La République démocratique du Congo (RDC) fait face à une extension critique de sa 17e épidémie de virus Ebola (souche rare Bundibugyo). Le bilan national officiel s’élève à 1 873 cas confirmés et 672 décès, d’après les dernières données du ministère de la Santé publiées le 12 juillet 2026
L’épidémie s’est propagée au-delà de son foyer initial et touche désormais cinq provinces du pays dont la Tshopo et le Haut-Uele.
Les enquêtes épidémiologiques démontrent que les malades identifiés dans ces deux zones sont directement liés aux déplacements de populations en provenance de la province de l’Ituri, l’épicentre de cette flambée.
L’épidémie frappe l’est et le nord-est de la RDC à travers ces cinq provinces dont l’Ituri (constitué comme l’Épicentre principal avec la majorité des infections), le Nord-Kivu, le Sud-Kivu, le Haut-Uele ainsi que la Tshopo.
Face à cette expansion géographique rapide, la coordination s’intensifie sous la supervision du gouvernement et de l’Organisation mondiale de la Santé (OMS). Le taux d’occupation des lits dans les centres d’isolement atteint 95,1 %, avec 763 patients hospitalisés.
Par ailleurs, les autorités ont interdit la prise en charge des malades par les tradipraticiens et les maisons de prière. Les funérailles traditionnelles, fort vecteurs de transmission, sont désormais obligatoirement encadrées par des équipes médicales pour des enterrements dignes et sécurisés.
Il y a lieu de dire que, cette souche Bundibugyo ne disposant d’aucun vaccin standard homologué, des essais cliniques pour tester quatre vaccins expérimentaux ont débuté sur le terrain.

######

**PRÉSENTATION DE L'EXERCICE:**
Résumez en deux phrases le texte sur l'épidémie d'Ebola en RDC.

######

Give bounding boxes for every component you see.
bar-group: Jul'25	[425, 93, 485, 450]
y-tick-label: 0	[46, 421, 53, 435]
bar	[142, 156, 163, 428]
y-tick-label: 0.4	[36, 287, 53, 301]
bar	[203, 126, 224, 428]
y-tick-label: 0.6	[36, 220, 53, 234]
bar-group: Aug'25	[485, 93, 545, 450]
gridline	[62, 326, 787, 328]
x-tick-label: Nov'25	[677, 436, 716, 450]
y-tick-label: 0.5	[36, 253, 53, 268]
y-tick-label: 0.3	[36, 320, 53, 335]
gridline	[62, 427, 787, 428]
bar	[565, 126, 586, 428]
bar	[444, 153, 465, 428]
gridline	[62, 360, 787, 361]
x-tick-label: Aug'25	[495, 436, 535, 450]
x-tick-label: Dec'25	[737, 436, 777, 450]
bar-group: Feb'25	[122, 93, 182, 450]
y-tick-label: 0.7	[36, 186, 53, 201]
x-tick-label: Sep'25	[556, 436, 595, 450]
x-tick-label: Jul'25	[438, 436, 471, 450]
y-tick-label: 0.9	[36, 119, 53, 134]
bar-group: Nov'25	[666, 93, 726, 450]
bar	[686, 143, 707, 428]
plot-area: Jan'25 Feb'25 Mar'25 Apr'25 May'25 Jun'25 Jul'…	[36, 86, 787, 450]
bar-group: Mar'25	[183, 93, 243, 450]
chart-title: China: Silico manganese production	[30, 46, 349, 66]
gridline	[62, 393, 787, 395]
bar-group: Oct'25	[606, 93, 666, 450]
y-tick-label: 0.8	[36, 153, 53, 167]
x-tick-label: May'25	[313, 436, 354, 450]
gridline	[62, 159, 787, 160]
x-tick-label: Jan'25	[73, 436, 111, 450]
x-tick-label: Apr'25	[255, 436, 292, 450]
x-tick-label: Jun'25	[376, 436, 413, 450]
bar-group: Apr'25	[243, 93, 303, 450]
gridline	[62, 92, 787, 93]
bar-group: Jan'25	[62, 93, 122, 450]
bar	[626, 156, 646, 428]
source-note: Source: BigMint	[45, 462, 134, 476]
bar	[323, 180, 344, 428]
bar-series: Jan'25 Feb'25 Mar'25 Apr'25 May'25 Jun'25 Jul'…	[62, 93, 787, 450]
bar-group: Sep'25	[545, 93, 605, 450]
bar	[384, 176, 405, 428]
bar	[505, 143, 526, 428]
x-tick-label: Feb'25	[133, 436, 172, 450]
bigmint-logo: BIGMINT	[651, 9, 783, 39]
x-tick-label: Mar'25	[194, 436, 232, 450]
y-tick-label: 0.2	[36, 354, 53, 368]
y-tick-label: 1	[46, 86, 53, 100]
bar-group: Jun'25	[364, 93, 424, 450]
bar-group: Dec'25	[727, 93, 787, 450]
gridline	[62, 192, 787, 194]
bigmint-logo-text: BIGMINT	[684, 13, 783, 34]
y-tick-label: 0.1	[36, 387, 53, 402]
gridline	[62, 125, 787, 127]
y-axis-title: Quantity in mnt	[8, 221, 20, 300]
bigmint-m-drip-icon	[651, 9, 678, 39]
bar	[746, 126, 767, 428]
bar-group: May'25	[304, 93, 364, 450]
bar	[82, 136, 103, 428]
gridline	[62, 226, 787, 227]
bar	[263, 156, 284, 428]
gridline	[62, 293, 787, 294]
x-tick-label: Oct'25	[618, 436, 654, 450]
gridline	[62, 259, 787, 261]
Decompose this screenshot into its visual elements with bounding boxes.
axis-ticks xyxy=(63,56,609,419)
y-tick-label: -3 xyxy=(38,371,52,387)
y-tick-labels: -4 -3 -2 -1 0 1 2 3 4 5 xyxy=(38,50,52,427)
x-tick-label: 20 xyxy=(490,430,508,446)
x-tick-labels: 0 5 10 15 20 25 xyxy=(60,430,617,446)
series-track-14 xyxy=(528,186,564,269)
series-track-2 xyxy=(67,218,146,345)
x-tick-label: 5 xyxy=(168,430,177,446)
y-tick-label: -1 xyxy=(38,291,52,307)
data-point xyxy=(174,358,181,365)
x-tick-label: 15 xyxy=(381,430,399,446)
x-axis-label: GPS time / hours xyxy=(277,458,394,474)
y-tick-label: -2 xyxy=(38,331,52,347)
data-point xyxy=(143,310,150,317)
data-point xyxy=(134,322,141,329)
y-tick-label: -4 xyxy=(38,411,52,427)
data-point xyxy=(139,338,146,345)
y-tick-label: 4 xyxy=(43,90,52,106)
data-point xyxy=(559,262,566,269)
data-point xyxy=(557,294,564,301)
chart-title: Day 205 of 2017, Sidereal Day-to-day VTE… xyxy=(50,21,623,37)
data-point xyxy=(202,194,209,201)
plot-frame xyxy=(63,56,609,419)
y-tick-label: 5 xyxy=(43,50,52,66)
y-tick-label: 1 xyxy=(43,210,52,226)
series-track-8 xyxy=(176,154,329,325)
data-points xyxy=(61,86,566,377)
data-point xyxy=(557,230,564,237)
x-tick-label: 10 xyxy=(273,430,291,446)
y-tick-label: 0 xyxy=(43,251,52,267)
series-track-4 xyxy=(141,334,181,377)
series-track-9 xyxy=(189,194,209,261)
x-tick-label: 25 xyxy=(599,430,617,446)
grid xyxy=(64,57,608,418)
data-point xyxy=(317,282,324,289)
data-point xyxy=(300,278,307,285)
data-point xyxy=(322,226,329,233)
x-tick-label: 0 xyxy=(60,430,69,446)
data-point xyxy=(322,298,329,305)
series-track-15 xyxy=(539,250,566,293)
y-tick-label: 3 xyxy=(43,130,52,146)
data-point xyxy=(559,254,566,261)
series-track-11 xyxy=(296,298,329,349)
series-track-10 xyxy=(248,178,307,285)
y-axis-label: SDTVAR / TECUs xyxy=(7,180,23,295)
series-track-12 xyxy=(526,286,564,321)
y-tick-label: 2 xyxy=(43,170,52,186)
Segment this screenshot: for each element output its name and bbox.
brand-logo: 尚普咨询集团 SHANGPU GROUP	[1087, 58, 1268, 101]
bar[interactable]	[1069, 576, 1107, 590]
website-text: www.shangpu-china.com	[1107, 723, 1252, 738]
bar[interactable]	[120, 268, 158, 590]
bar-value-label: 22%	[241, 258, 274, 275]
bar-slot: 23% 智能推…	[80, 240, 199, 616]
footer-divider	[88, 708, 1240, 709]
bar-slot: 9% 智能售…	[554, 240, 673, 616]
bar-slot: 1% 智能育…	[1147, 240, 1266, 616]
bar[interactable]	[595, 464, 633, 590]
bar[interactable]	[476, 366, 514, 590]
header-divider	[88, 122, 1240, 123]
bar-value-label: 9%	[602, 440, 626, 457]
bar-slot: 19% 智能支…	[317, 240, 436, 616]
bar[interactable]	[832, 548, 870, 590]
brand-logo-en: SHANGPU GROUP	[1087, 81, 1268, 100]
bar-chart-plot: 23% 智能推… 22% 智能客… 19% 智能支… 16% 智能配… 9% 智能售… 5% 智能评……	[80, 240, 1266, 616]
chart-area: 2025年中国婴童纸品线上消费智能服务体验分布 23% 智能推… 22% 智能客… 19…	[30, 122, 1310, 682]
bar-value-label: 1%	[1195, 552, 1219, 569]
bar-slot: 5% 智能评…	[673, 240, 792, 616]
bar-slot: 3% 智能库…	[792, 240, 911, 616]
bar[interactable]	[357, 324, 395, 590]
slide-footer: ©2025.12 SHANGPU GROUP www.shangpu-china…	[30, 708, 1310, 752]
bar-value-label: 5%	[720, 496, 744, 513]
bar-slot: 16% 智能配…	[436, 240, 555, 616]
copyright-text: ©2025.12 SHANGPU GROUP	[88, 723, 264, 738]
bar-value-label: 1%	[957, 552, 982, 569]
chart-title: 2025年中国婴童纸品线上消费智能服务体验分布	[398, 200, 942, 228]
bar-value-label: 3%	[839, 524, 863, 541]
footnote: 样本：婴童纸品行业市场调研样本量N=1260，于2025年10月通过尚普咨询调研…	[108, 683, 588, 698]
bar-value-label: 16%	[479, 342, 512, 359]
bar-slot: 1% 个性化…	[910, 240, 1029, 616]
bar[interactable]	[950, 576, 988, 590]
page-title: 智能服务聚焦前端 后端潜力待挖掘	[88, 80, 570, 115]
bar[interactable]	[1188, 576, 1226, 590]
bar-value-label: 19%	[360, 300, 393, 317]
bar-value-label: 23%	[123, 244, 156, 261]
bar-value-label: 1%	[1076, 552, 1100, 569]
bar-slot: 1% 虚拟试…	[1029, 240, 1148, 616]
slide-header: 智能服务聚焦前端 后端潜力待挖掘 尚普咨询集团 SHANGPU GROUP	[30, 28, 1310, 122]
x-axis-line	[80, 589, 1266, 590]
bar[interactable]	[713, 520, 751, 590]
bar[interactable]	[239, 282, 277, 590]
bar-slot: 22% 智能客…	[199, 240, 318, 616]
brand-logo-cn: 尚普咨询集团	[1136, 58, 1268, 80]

######

**EXERCICE CORRIGÉ:**
La République démocratique du Congo fait face à une extension critique de sa 17e épidémie d'Ebola, causée par la souche rare Bundibugyo, qui compte 1 873 cas confirmés et 672 décès selon le ministère de la Santé et touche désormais cinq provinces de l'est et du nord-est, dont l'Ituri, son épicentre. Sous la supervision du gouvernement et de l'OMS, alors que les lits des centres d'isolement sont occupés à 95,1 %, les autorités ont interdit la prise en charge des malades par les tradipraticiens et les maisons de prière et imposé l'encadrement médical des funérailles, et des essais cliniques de quatre vaccins expérimentaux ont débuté faute de vaccin homologué contre cette souche.